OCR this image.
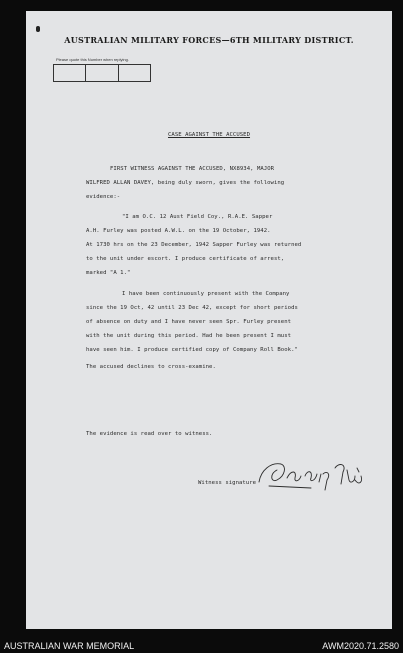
AUSTRALIAN MILITARY FORCES—6TH MILITARY DISTRICT.
Please quote this Number when replying.
CASE AGAINST THE ACCUSED
FIRST WITNESS AGAINST THE ACCUSED, NX8934, MAJOR
WILFRED ALLAN DAVEY, being duly sworn, gives the following
evidence:-
"I am O.C. 12 Aust Field Coy., R.A.E. Sapper
A.H. Furley was posted A.W.L. on the 19 October, 1942.
At 1730 hrs on the 23 December, 1942 Sapper Furley was returned
to the unit under escort. I produce certificate of arrest,
marked "A 1."
I have been continuously present with the Company
since the 19 Oct, 42 until 23 Dec 42, except for short periods
of absence on duty and I have never seen Spr. Furley present
with the unit during this period. Had he been present I must
have seen him. I produce certified copy of Company Roll Book."
The accused declines to cross-examine.
The evidence is read over to witness.
Witness signature
AUSTRALIAN WAR MEMORIAL	AWM2020.71.2580
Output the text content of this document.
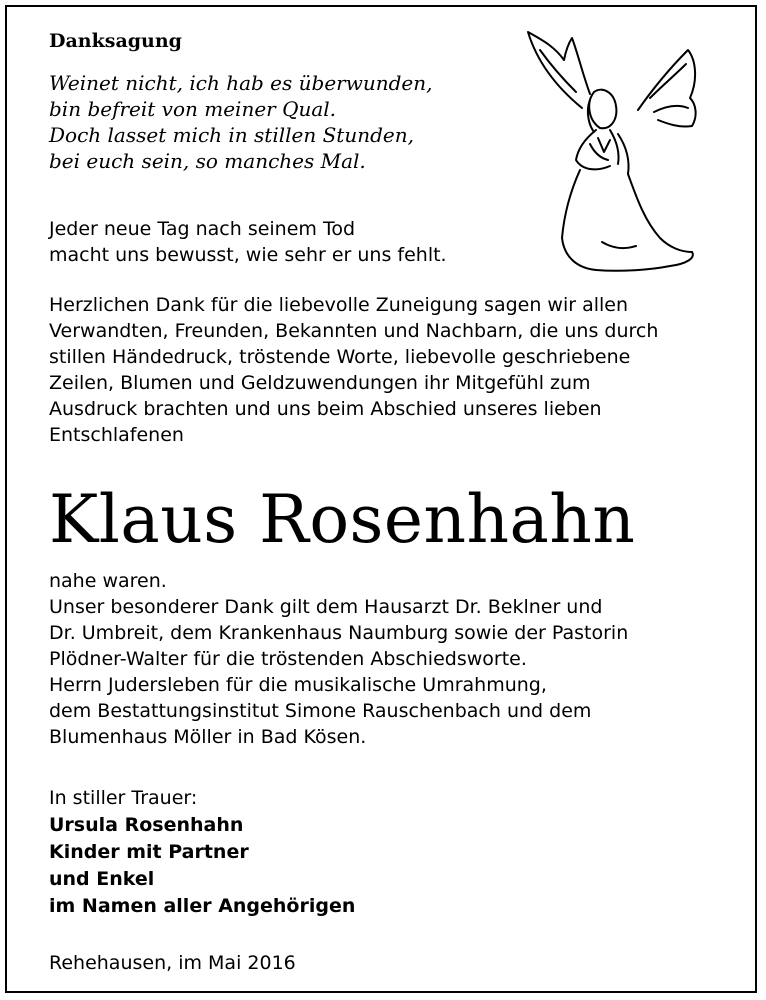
Danksagung
Weinet nicht, ich hab es überwunden,
bin befreit von meiner Qual.
Doch lasset mich in stillen Stunden,
bei euch sein, so manches Mal.
Jeder neue Tag nach seinem Tod
macht uns bewusst, wie sehr er uns fehlt.
Herzlichen Dank für die liebevolle Zuneigung sagen wir allen
Verwandten, Freunden, Bekannten und Nachbarn, die uns durch
stillen Händedruck, tröstende Worte, liebevolle geschriebene
Zeilen, Blumen und Geldzuwendungen ihr Mitgefühl zum
Ausdruck brachten und uns beim Abschied unseres lieben
Entschlafenen
Klaus Rosenhahn
nahe waren.
Unser besonderer Dank gilt dem Hausarzt Dr. Beklner und
Dr. Umbreit, dem Krankenhaus Naumburg sowie der Pastorin
Plödner-Walter für die tröstenden Abschiedsworte.
Herrn Judersleben für die musikalische Umrahmung,
dem Bestattungsinstitut Simone Rauschenbach und dem
Blumenhaus Möller in Bad Kösen.
In stiller Trauer:
Ursula Rosenhahn
Kinder mit Partner
und Enkel
im Namen aller Angehörigen
Rehehausen, im Mai 2016
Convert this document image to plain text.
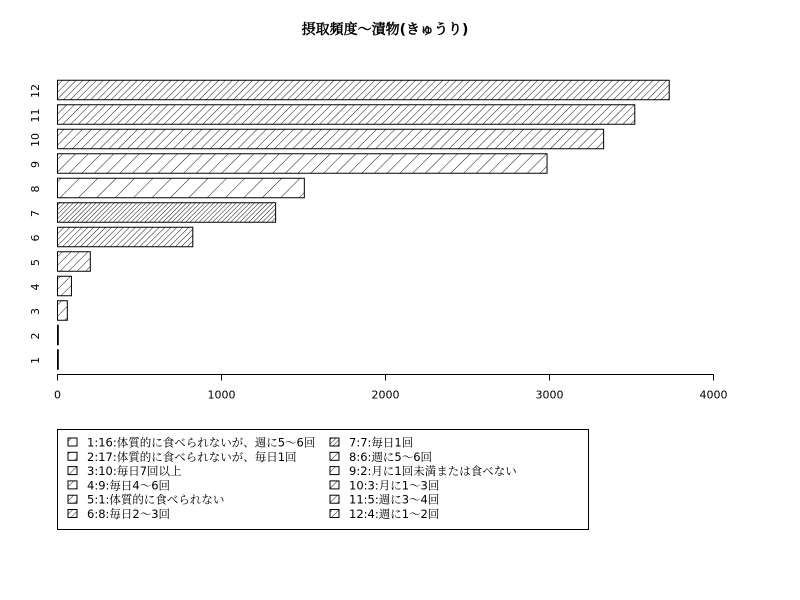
摂取頻度〜漬物(きゅうり)
1
2
3
4
5
6
7
8
9
10
11
12
0	1000	2000	3000	4000
1:16:体質的に食べられないが、週に5〜6回
2:17:体質的に食べられないが、毎日1回
3:10:毎日7回以上
4:9:毎日4〜6回
5:1:体質的に食べられない
6:8:毎日2〜3回
7:7:毎日1回
8:6:週に5〜6回
9:2:月に1回未満または食べない
10:3:月に1〜3回
11:5:週に3〜4回
12:4:週に1〜2回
########################################
▸ AIM OF THE EXERCISE: Above are the records; copy every line in them that holds the word "this".

▸ COMPLETE ANSWER:
OCR this image.
Please quote this Number when replying.
with the unit during this period. Had he been present I must
Output the text content of this document.
Convert this document image to plain text.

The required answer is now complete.